TASK REQUIREMENTS | Set down the material below word for word, excluding the pictures.

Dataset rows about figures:
══════

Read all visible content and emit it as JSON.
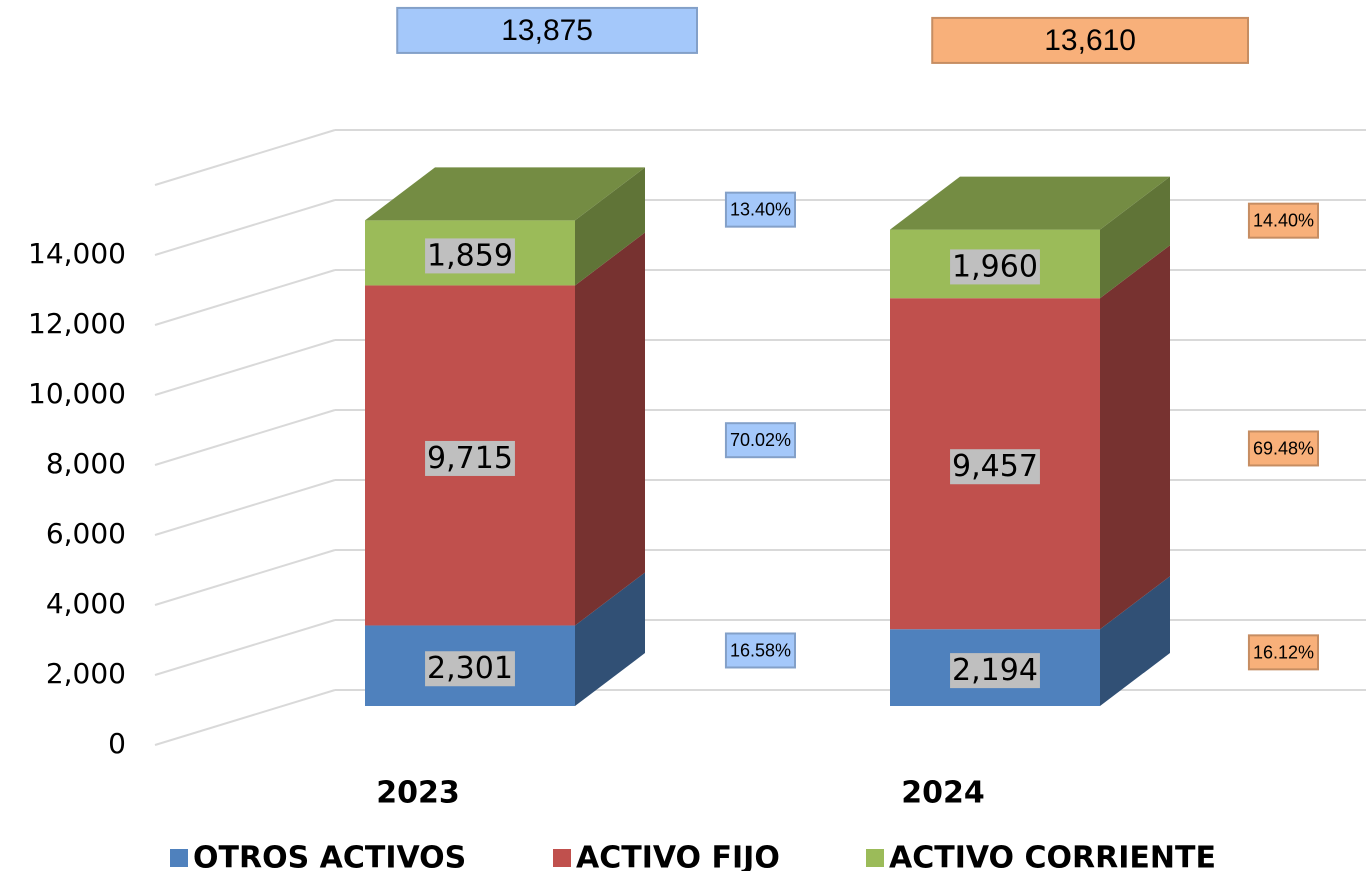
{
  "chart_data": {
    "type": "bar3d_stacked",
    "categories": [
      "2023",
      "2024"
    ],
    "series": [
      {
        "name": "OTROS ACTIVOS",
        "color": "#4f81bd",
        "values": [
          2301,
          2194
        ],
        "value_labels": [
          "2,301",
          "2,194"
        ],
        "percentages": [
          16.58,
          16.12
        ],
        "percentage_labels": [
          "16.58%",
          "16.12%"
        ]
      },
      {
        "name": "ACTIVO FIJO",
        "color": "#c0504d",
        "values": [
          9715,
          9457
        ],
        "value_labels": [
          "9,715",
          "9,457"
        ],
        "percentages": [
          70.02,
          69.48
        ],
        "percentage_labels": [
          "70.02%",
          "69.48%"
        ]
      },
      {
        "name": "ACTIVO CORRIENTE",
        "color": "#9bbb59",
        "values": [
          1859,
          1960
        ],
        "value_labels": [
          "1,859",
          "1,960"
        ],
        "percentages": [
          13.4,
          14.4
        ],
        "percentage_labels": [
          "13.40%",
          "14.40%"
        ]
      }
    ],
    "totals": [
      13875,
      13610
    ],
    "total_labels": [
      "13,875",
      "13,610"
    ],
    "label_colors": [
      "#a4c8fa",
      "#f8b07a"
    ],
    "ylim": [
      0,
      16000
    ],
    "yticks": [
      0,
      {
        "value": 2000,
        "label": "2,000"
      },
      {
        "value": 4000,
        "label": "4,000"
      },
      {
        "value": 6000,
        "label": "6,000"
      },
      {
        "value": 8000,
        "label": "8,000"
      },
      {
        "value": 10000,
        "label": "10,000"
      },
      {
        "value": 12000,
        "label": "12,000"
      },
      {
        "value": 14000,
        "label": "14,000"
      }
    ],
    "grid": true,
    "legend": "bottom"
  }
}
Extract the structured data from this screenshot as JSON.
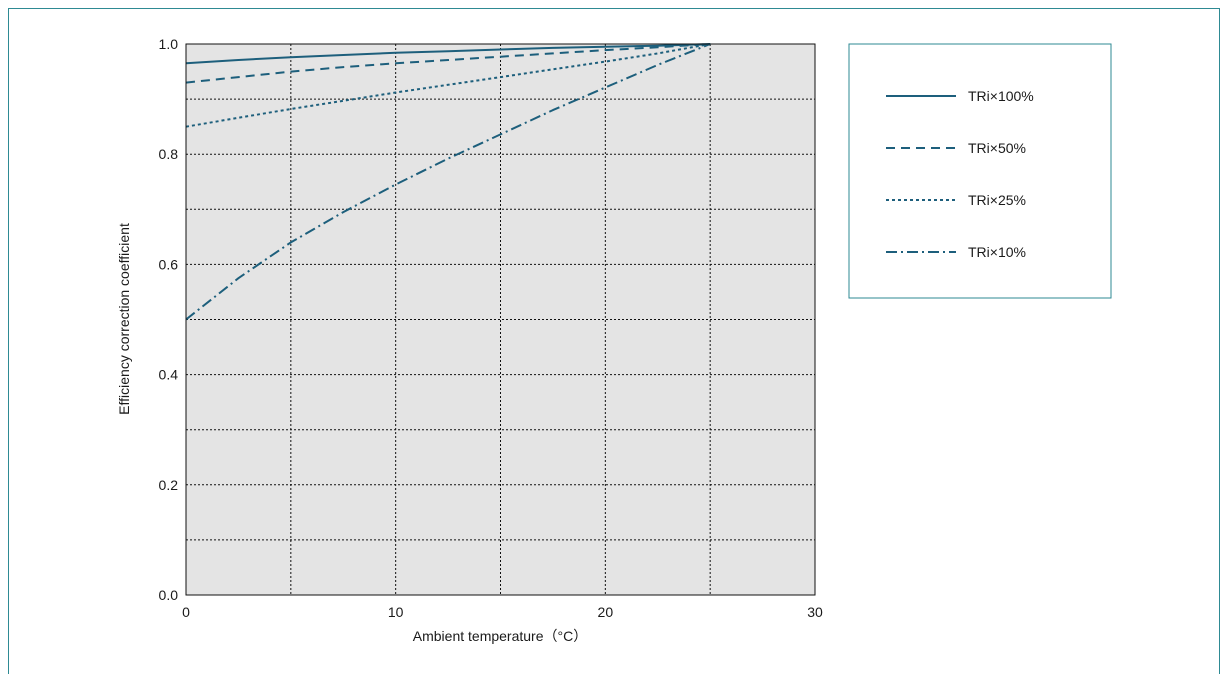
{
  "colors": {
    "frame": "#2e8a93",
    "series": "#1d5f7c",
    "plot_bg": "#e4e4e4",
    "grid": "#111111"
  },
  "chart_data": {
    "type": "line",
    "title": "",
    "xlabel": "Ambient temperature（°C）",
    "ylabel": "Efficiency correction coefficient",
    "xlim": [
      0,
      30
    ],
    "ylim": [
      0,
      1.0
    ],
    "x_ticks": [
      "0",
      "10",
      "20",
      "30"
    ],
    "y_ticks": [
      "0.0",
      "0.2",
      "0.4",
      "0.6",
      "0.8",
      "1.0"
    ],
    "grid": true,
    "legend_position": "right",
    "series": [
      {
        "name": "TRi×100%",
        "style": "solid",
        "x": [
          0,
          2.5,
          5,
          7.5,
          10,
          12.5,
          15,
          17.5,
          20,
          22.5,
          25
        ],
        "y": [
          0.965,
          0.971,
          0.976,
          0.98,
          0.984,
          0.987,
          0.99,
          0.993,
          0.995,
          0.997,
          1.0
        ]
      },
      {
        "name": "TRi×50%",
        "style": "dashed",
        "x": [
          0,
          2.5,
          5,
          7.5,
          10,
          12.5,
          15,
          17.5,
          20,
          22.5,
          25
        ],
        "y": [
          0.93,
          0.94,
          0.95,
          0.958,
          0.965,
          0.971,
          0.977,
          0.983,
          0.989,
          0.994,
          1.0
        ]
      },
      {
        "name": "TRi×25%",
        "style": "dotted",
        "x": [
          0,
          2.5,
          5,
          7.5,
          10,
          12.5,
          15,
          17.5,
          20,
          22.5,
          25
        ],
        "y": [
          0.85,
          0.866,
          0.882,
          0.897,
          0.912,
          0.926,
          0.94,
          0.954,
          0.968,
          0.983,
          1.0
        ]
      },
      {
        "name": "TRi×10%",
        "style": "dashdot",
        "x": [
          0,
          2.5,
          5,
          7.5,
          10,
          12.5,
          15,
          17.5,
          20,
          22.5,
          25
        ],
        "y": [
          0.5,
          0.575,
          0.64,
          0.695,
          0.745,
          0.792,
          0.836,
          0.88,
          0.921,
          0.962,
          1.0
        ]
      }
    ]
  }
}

══════

WRITTEN ANSWER |
Read all visible content and emit it as JSON.
{
  "chart_data": {
    "type": "bar3d_stacked",
    "categories": [
      "2023",
      "2024"
    ],
    "series": [
      {
        "name": "OTROS ACTIVOS",
        "color": "#4f81bd",
        "values": [
          2301,
          2194
        ],
        "value_labels": [
          "2,301",
          "2,194"
        ],
        "percentages": [
          16.58,
          16.12
        ],
        "percentage_labels": [
          "16.58%",
          "16.12%"
        ]
      },
      {
        "name": "ACTIVO FIJO",
        "color": "#c0504d",
        "values": [
          9715,
          9457
        ],
        "value_labels": [
          "9,715",
          "9,457"
        ],
        "percentages": [
          70.02,
          69.48
        ],
        "percentage_labels": [
          "70.02%",
          "69.48%"
        ]
      },
      {
        "name": "ACTIVO CORRIENTE",
        "color": "#9bbb59",
        "values": [
          1859,
          1960
        ],
        "value_labels": [
          "1,859",
          "1,960"
        ],
        "percentages": [
          13.4,
          14.4
        ],
        "percentage_labels": [
          "13.40%",
          "14.40%"
        ]
      }
    ],
    "totals": [
      13875,
      13610
    ],
    "total_labels": [
      "13,875",
      "13,610"
    ],
    "label_colors": [
      "#a4c8fa",
      "#f8b07a"
    ],
    "ylim": [
      0,
      16000
    ],
    "yticks": [
      0,
      {
        "value": 2000,
        "label": "2,000"
      },
      {
        "value": 4000,
        "label": "4,000"
      },
      {
        "value": 6000,
        "label": "6,000"
      },
      {
        "value": 8000,
        "label": "8,000"
      },
      {
        "value": 10000,
        "label": "10,000"
      },
      {
        "value": 12000,
        "label": "12,000"
      },
      {
        "value": 14000,
        "label": "14,000"
      }
    ],
    "grid": true,
    "legend": "bottom"
  }
}
Extract the structured data from this screenshot as JSON.
{
  "colors": {
    "frame": "#2e8a93",
    "series": "#1d5f7c",
    "plot_bg": "#e4e4e4",
    "grid": "#111111"
  },
  "chart_data": {
    "type": "line",
    "title": "",
    "xlabel": "Ambient temperature（°C）",
    "ylabel": "Efficiency correction coefficient",
    "xlim": [
      0,
      30
    ],
    "ylim": [
      0,
      1.0
    ],
    "x_ticks": [
      "0",
      "10",
      "20",
      "30"
    ],
    "y_ticks": [
      "0.0",
      "0.2",
      "0.4",
      "0.6",
      "0.8",
      "1.0"
    ],
    "grid": true,
    "legend_position": "right",
    "series": [
      {
        "name": "TRi×100%",
        "style": "solid",
        "x": [
          0,
          2.5,
          5,
          7.5,
          10,
          12.5,
          15,
          17.5,
          20,
          22.5,
          25
        ],
        "y": [
          0.965,
          0.971,
          0.976,
          0.98,
          0.984,
          0.987,
          0.99,
          0.993,
          0.995,
          0.997,
          1.0
        ]
      },
      {
        "name": "TRi×50%",
        "style": "dashed",
        "x": [
          0,
          2.5,
          5,
          7.5,
          10,
          12.5,
          15,
          17.5,
          20,
          22.5,
          25
        ],
        "y": [
          0.93,
          0.94,
          0.95,
          0.958,
          0.965,
          0.971,
          0.977,
          0.983,
          0.989,
          0.994,
          1.0
        ]
      },
      {
        "name": "TRi×25%",
        "style": "dotted",
        "x": [
          0,
          2.5,
          5,
          7.5,
          10,
          12.5,
          15,
          17.5,
          20,
          22.5,
          25
        ],
        "y": [
          0.85,
          0.866,
          0.882,
          0.897,
          0.912,
          0.926,
          0.94,
          0.954,
          0.968,
          0.983,
          1.0
        ]
      },
      {
        "name": "TRi×10%",
        "style": "dashdot",
        "x": [
          0,
          2.5,
          5,
          7.5,
          10,
          12.5,
          15,
          17.5,
          20,
          22.5,
          25
        ],
        "y": [
          0.5,
          0.575,
          0.64,
          0.695,
          0.745,
          0.792,
          0.836,
          0.88,
          0.921,
          0.962,
          1.0
        ]
      }
    ]
  }
}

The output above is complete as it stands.